§ **Problem requirements**
Omit every image, and transcribe the remaining entries exactly as given.

Records from a dataset:
## BEGIN

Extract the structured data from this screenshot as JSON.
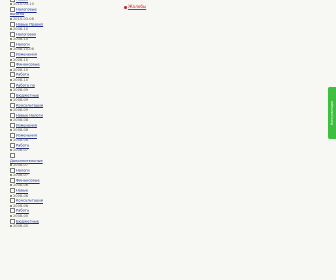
{
  "ad_link": {
    "label": "Жалобы"
  },
  "side_tab": {
    "label": "Консультация"
  },
  "entries": [
    {
      "title": "Новые",
      "date": "2010-03-10"
    },
    {
      "title": "Налоговые вычеты",
      "date": "2010-03-08"
    },
    {
      "title": "Новые Правил",
      "date": "2008-10"
    },
    {
      "title": "Налоговая",
      "date": "2008-10"
    },
    {
      "title": "Налоги",
      "date": "2008-10-06"
    },
    {
      "title": "Изменения",
      "date": "2008-10"
    },
    {
      "title": "Финансовые",
      "date": "2008-10"
    },
    {
      "title": "Работа",
      "date": "2008-10"
    },
    {
      "title": "Работа по",
      "date": "2008-09"
    },
    {
      "title": "Бюджетные",
      "date": "2008-09"
    },
    {
      "title": "Консультации",
      "date": "2008-09"
    },
    {
      "title": "Новые Налоги",
      "date": "2008-08"
    },
    {
      "title": "Изменения",
      "date": "2008-08"
    },
    {
      "title": "Изменения",
      "date": "2008-08"
    },
    {
      "title": "Работа",
      "date": "2008-07"
    },
    {
      "title": "Дополнительные",
      "date": "2008-07"
    },
    {
      "title": "Налоги",
      "date": "2008-07"
    },
    {
      "title": "Финансовые",
      "date": "2008-06"
    },
    {
      "title": "Новые",
      "date": "2008-06"
    },
    {
      "title": "Консультации",
      "date": "2008-06"
    },
    {
      "title": "Работа",
      "date": "2008-05"
    },
    {
      "title": "Бюджетные",
      "date": "2008-05"
    }
  ]
}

## END

§ **Written response**
Extract the structured data from this screenshot as JSON.
{
  "ad_link": {
    "label": "Жалобы"
  },
  "side_tab": {
    "label": "Консультация"
  },
  "entries": [
    {
      "title": "Новые",
      "date": "2010-03-10"
    },
    {
      "title": "Налоговые вычеты",
      "date": "2010-03-08"
    },
    {
      "title": "Новые Правил",
      "date": "2008-10"
    },
    {
      "title": "Налоговая",
      "date": "2008-10"
    },
    {
      "title": "Налоги",
      "date": "2008-10-06"
    },
    {
      "title": "Изменения",
      "date": "2008-10"
    },
    {
      "title": "Финансовые",
      "date": "2008-10"
    },
    {
      "title": "Работа",
      "date": "2008-10"
    },
    {
      "title": "Работа по",
      "date": "2008-09"
    },
    {
      "title": "Бюджетные",
      "date": "2008-09"
    },
    {
      "title": "Консультации",
      "date": "2008-09"
    },
    {
      "title": "Новые Налоги",
      "date": "2008-08"
    },
    {
      "title": "Изменения",
      "date": "2008-08"
    },
    {
      "title": "Изменения",
      "date": "2008-08"
    },
    {
      "title": "Работа",
      "date": "2008-07"
    },
    {
      "title": "Дополнительные",
      "date": "2008-07"
    },
    {
      "title": "Налоги",
      "date": "2008-07"
    },
    {
      "title": "Финансовые",
      "date": "2008-06"
    },
    {
      "title": "Новые",
      "date": "2008-06"
    },
    {
      "title": "Консультации",
      "date": "2008-06"
    },
    {
      "title": "Работа",
      "date": "2008-05"
    },
    {
      "title": "Бюджетные",
      "date": "2008-05"
    }
  ]
}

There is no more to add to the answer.